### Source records
━━━
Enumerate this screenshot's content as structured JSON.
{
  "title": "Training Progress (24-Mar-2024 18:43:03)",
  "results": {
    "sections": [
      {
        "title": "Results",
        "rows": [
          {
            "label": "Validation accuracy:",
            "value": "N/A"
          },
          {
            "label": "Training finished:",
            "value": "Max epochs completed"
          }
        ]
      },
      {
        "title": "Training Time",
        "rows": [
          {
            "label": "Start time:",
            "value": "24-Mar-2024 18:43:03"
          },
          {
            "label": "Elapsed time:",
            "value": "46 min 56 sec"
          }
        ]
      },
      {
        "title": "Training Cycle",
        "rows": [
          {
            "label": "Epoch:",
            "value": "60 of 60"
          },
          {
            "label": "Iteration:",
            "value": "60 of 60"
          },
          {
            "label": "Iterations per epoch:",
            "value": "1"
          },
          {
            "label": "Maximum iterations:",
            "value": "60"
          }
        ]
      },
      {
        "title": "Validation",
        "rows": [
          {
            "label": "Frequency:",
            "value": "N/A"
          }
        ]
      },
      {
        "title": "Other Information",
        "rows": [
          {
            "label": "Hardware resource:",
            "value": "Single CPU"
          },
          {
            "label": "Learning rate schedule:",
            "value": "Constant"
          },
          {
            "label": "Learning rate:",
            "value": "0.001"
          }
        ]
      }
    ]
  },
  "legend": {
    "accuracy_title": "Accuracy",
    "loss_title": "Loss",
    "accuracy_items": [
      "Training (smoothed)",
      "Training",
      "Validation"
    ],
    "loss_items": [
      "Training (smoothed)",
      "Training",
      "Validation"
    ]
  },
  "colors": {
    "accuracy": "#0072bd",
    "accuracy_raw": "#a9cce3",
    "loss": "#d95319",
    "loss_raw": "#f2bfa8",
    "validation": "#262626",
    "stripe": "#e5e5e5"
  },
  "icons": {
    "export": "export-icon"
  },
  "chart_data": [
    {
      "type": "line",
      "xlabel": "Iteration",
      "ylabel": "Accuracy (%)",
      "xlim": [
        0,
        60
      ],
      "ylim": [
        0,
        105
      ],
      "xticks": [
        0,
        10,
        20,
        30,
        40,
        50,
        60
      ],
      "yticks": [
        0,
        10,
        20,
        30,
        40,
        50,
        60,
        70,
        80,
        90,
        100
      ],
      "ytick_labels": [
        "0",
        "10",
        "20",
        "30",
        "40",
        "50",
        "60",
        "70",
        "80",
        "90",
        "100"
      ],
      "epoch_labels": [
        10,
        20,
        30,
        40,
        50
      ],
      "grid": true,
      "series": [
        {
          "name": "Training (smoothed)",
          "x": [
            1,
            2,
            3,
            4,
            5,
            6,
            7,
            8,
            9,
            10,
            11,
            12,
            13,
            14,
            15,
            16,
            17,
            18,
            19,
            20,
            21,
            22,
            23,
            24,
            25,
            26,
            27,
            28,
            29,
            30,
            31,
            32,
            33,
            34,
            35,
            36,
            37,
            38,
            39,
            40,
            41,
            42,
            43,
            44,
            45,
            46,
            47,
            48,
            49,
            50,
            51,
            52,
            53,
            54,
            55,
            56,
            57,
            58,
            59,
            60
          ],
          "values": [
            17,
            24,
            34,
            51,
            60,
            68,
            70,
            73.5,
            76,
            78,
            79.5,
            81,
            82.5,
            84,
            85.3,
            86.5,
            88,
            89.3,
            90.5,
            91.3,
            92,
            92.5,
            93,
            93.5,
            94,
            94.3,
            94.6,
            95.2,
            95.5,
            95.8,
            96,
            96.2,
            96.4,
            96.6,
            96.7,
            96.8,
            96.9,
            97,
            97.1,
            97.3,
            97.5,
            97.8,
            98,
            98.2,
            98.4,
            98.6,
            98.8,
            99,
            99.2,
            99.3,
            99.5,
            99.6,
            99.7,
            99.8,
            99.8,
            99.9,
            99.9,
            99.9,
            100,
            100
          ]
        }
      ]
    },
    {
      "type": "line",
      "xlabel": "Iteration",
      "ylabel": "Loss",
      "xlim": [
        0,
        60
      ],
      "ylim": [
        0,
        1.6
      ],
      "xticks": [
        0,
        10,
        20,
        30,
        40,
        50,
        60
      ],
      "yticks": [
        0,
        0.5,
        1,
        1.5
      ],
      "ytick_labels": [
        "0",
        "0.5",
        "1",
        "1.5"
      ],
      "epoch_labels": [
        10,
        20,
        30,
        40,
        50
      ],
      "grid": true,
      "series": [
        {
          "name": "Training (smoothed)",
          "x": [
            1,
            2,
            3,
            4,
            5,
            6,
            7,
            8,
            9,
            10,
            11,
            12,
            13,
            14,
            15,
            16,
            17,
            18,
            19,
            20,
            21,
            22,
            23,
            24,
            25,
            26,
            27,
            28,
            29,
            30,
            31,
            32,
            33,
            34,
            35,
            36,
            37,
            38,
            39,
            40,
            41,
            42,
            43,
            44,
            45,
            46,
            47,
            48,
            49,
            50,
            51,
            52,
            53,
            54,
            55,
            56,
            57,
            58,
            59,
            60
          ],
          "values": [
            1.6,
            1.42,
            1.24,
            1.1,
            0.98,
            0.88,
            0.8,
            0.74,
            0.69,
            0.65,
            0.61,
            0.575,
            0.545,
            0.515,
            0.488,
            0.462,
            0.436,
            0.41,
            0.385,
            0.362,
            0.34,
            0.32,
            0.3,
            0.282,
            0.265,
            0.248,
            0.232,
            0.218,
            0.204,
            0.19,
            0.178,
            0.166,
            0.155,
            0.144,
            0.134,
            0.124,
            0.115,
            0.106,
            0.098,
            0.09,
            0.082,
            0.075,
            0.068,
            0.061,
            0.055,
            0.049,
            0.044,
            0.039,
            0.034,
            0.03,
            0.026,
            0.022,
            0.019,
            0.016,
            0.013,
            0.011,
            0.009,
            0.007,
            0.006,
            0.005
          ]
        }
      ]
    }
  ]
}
━━━
Scan the lines for the string "Learning". Copy out each line that matches.

            "label": "Learning rate schedule:",
            "label": "Learning rate:",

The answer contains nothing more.